**YOUR OBJECTIVE**: All lines featuring the string "title" are to be listed.

**MATERIAL SUPPLIED**:

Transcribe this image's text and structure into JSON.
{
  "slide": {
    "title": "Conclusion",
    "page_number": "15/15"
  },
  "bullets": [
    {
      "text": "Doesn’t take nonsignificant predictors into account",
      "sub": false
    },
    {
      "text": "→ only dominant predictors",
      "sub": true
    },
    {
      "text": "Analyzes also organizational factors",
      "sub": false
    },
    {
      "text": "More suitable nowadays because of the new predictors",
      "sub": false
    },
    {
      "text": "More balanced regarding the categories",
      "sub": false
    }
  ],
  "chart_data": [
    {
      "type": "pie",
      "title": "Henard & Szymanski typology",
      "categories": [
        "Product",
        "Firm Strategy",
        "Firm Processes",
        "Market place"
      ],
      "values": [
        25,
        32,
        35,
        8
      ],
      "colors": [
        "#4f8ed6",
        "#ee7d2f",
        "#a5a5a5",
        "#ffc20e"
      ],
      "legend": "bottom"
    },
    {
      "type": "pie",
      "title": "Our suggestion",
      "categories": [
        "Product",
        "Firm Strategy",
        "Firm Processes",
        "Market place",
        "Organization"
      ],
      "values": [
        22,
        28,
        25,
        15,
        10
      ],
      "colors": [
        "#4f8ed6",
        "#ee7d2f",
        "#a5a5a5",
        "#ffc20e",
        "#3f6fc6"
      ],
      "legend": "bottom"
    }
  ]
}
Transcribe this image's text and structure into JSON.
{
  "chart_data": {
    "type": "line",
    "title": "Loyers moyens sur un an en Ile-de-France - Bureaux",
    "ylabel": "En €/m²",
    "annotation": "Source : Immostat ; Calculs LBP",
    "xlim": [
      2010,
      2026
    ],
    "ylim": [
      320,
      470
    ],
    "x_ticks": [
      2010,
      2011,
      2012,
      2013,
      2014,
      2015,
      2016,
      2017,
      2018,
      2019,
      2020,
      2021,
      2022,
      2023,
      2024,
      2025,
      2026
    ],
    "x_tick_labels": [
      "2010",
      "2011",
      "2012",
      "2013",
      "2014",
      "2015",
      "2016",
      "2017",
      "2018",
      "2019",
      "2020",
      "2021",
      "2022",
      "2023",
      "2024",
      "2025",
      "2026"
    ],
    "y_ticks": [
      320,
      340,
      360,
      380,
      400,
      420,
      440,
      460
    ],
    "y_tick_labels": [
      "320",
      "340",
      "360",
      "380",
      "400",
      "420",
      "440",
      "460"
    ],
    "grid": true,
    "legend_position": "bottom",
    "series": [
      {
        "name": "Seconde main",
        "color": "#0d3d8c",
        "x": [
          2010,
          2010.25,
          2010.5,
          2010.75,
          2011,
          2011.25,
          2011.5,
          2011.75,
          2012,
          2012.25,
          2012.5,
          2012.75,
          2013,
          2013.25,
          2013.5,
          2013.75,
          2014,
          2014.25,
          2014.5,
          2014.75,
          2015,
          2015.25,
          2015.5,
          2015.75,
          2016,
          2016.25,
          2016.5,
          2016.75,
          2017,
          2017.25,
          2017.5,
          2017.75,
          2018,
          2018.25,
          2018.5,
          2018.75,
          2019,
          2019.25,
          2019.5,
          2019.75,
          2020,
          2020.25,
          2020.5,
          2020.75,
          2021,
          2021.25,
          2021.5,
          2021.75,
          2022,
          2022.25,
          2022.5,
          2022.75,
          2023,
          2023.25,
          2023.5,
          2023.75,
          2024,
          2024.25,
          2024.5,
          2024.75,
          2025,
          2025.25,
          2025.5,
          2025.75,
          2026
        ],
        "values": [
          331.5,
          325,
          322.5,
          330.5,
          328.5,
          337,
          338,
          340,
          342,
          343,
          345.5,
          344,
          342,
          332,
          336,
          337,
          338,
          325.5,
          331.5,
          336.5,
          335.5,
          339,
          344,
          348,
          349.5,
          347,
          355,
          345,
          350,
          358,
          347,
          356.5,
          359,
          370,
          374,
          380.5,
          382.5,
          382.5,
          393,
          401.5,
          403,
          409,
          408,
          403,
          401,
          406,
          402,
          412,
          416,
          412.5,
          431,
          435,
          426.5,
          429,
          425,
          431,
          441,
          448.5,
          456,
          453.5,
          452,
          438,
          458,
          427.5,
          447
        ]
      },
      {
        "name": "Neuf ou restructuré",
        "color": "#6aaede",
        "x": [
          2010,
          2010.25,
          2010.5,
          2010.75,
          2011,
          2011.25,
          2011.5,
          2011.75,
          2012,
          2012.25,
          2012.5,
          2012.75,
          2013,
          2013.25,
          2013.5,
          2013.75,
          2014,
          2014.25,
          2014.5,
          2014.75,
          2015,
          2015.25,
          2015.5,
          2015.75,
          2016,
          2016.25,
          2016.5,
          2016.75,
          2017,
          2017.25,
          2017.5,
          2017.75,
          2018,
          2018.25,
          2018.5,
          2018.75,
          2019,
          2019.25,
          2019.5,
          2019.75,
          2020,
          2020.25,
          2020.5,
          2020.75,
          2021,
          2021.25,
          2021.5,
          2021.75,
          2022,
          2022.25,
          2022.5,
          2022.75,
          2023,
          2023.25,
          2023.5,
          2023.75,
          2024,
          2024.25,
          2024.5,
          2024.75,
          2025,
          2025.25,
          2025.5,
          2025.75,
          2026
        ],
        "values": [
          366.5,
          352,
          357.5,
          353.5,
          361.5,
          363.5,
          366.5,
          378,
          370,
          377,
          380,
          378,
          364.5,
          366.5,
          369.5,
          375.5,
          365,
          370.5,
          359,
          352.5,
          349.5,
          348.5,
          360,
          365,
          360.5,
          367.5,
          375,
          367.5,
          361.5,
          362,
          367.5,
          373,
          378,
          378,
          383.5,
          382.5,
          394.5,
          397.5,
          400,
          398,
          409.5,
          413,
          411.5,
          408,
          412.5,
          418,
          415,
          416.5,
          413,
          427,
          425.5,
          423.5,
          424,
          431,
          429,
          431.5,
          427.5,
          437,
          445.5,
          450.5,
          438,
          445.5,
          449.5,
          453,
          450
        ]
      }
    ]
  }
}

**COMPLETE ANSWER**:
    "title": "Conclusion",
      "title": "Henard & Szymanski typology",
      "title": "Our suggestion",
    "title": "Loyers moyens sur un an en Ile-de-France - Bureaux",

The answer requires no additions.